Task input
--- --- ---

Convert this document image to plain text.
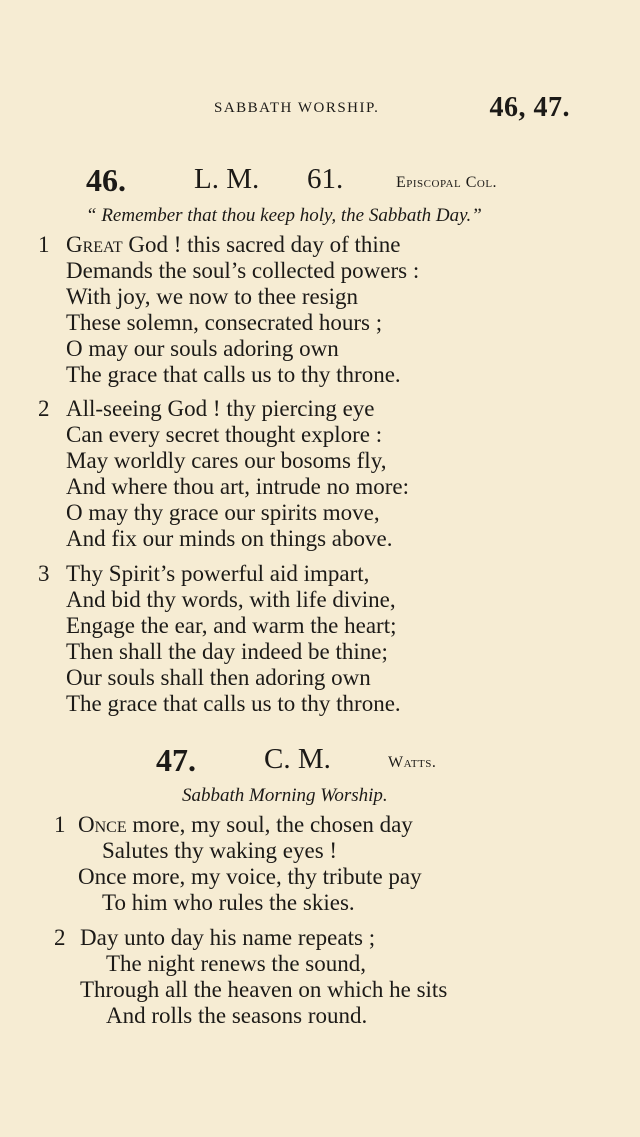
SABBATH WORSHIP.	46, 47.
46. L. M. 61.	Episcopal Col.
“ Remember that thou keep holy, the Sabbath Day.”
1 Great God ! this sacred day of thine
Demands the soul’s collected powers :
With joy, we now to thee resign
These solemn, consecrated hours ;
O may our souls adoring own
The grace that calls us to thy throne.
2 All-seeing God ! thy piercing eye
Can every secret thought explore :
May worldly cares our bosoms fly,
And where thou art, intrude no more:
O may thy grace our spirits move,
And fix our minds on things above.
3 Thy Spirit’s powerful aid impart,
And bid thy words, with life divine,
Engage the ear, and warm the heart;
Then shall the day indeed be thine;
Our souls shall then adoring own
The grace that calls us to thy throne.
47. C. M.	Watts.
Sabbath Morning Worship.
1 Once more, my soul, the chosen day
Salutes thy waking eyes !
Once more, my voice, thy tribute pay
To him who rules the skies.
2 Day unto day his name repeats ;
The night renews the sound,
Through all the heaven on which he sits
And rolls the seasons round.
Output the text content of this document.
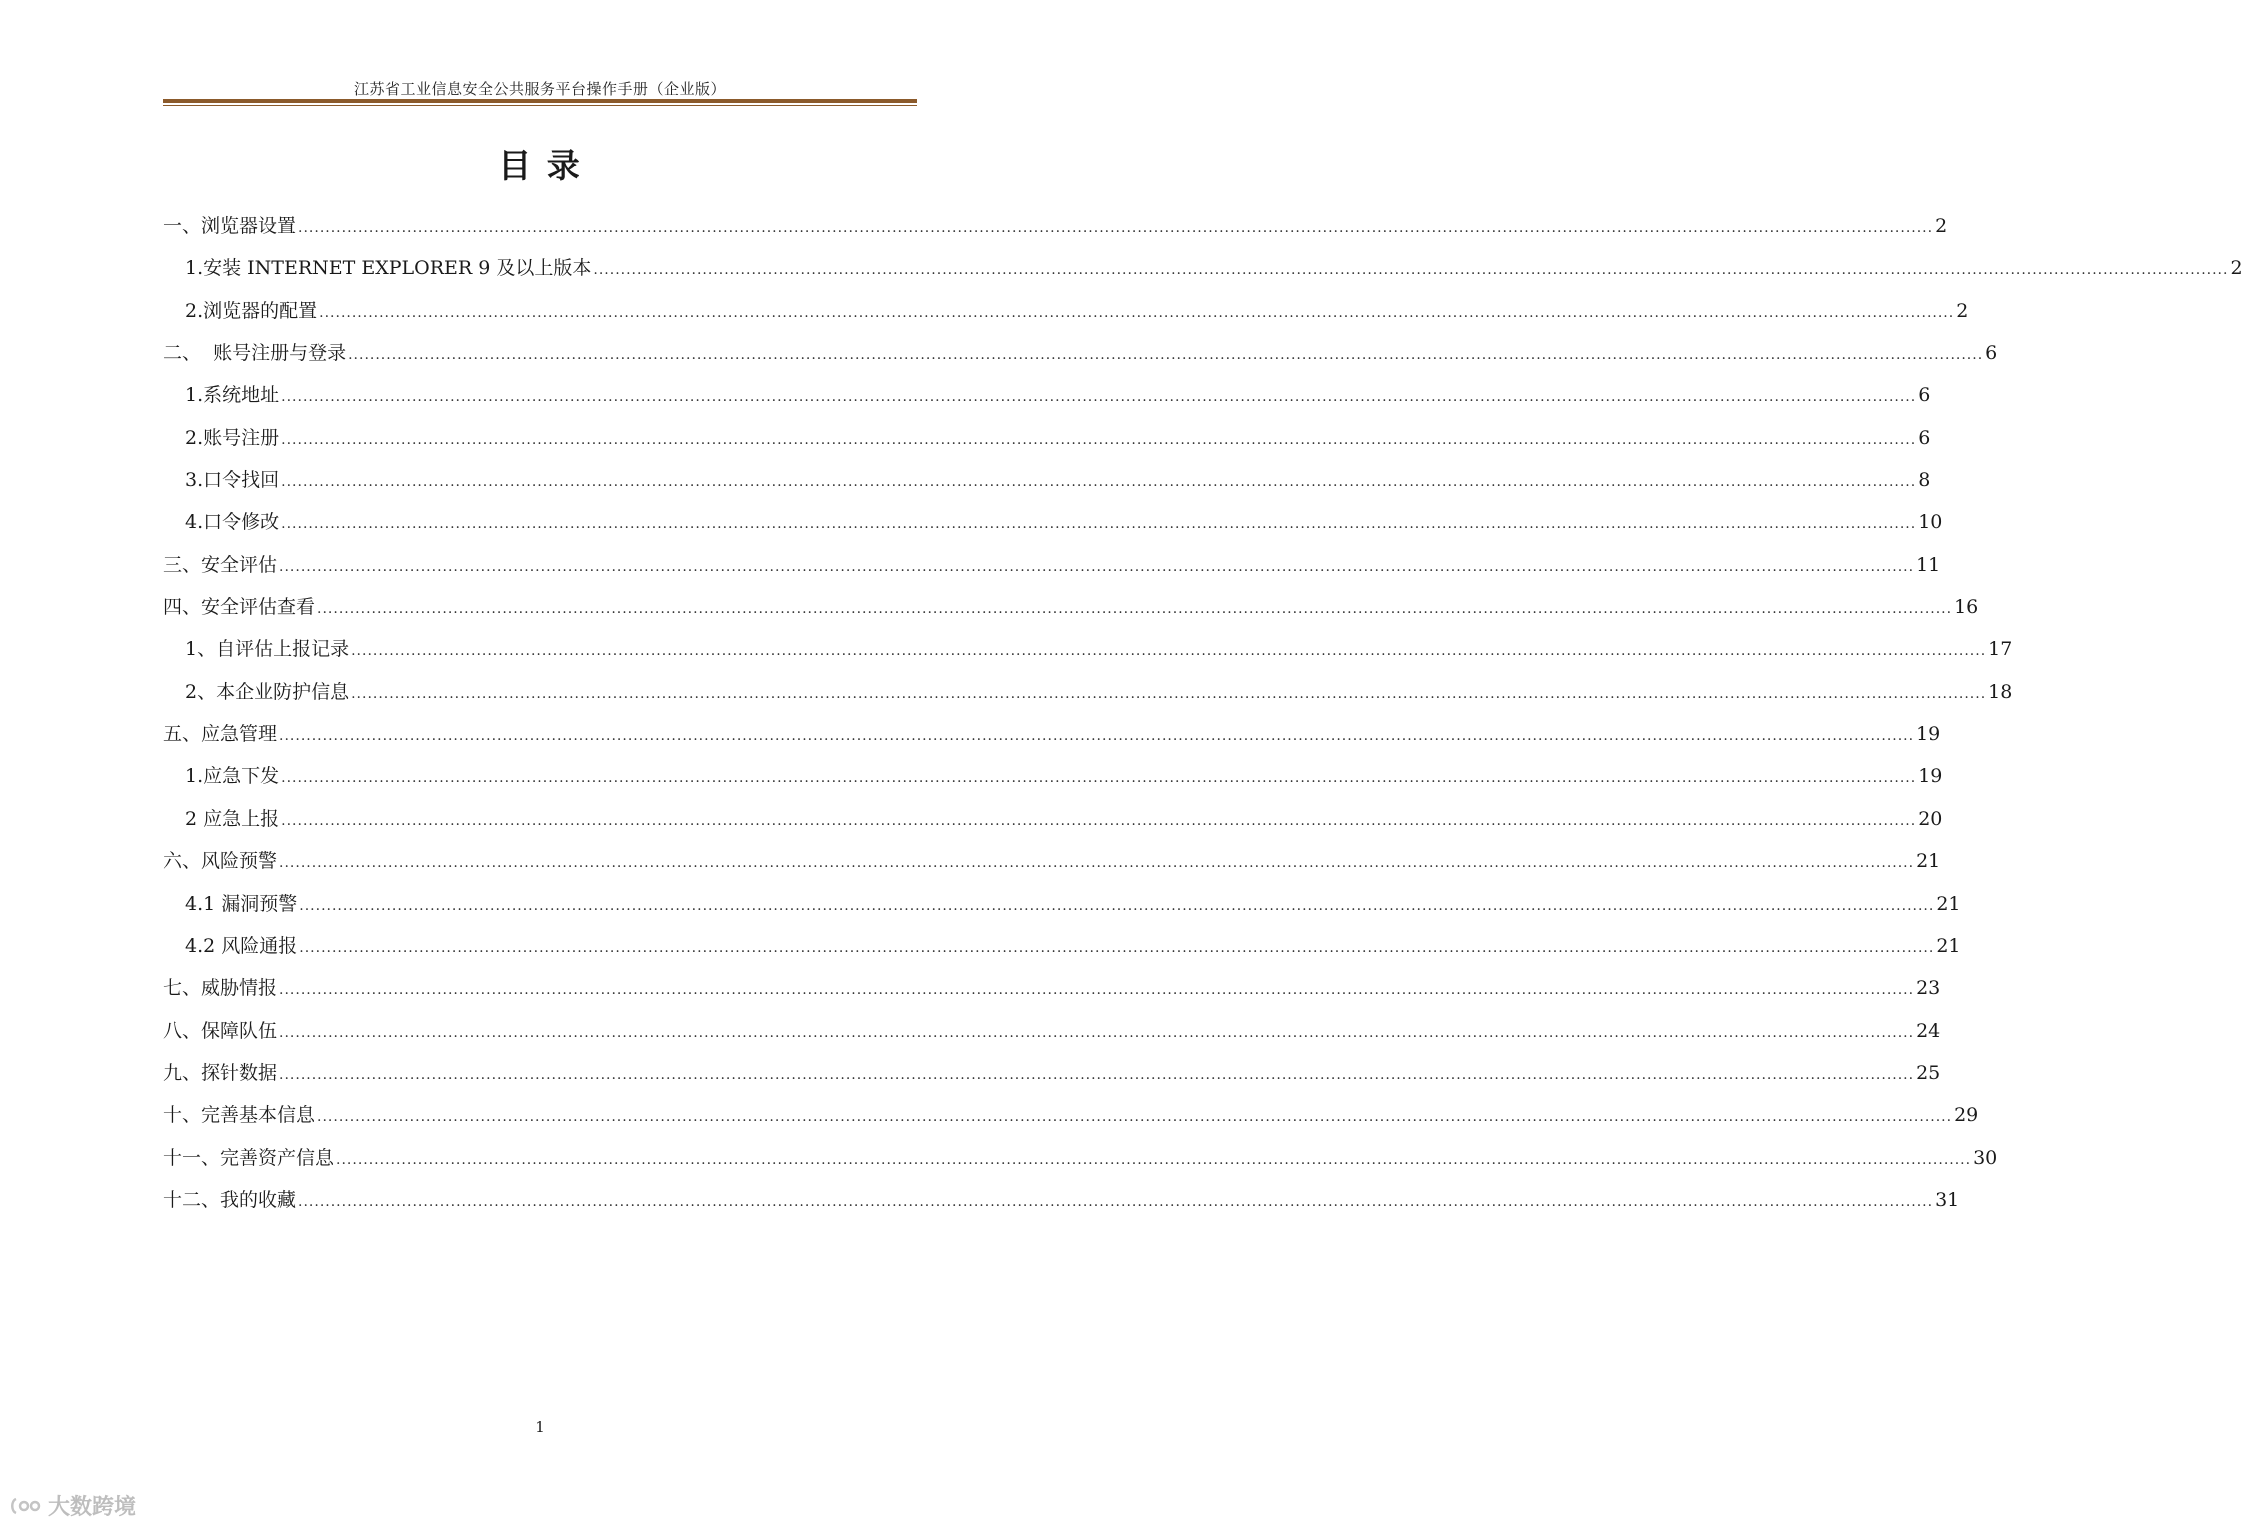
江苏省工业信息安全公共服务平台操作手册（企业版）
目 录
一、浏览器设置 ............................................................................................................................................................................................................................................................................................................ 2
1.安装 INTERNET EXPLORER 9 及以上版本 ............................................................................................................................................................................................................................................................................................................ 2
2.浏览器的配置 ............................................................................................................................................................................................................................................................................................................ 2
二、  账号注册与登录 ............................................................................................................................................................................................................................................................................................................ 6
1.系统地址 ............................................................................................................................................................................................................................................................................................................ 6
2.账号注册 ............................................................................................................................................................................................................................................................................................................ 6
3.口令找回 ............................................................................................................................................................................................................................................................................................................ 8
4.口令修改 ............................................................................................................................................................................................................................................................................................................ 10
三、安全评估 ............................................................................................................................................................................................................................................................................................................ 11
四、安全评估查看 ............................................................................................................................................................................................................................................................................................................ 16
1、自评估上报记录 ............................................................................................................................................................................................................................................................................................................ 17
2、本企业防护信息 ............................................................................................................................................................................................................................................................................................................ 18
五、应急管理 ............................................................................................................................................................................................................................................................................................................ 19
1.应急下发 ............................................................................................................................................................................................................................................................................................................ 19
2 应急上报 ............................................................................................................................................................................................................................................................................................................ 20
六、风险预警 ............................................................................................................................................................................................................................................................................................................ 21
4.1 漏洞预警 ............................................................................................................................................................................................................................................................................................................ 21
4.2 风险通报 ............................................................................................................................................................................................................................................................................................................ 21
七、威胁情报 ............................................................................................................................................................................................................................................................................................................ 23
八、保障队伍 ............................................................................................................................................................................................................................................................................................................ 24
九、探针数据 ............................................................................................................................................................................................................................................................................................................ 25
十、完善基本信息 ............................................................................................................................................................................................................................................................................................................ 29
十一、完善资产信息 ............................................................................................................................................................................................................................................................................................................ 30
十二、我的收藏 ............................................................................................................................................................................................................................................................................................................ 31
1
大数跨境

--- --- ---

Work required
In the records above, collect each line with "souls".

Completed exercise
O may our souls adoring own
Our souls shall then adoring own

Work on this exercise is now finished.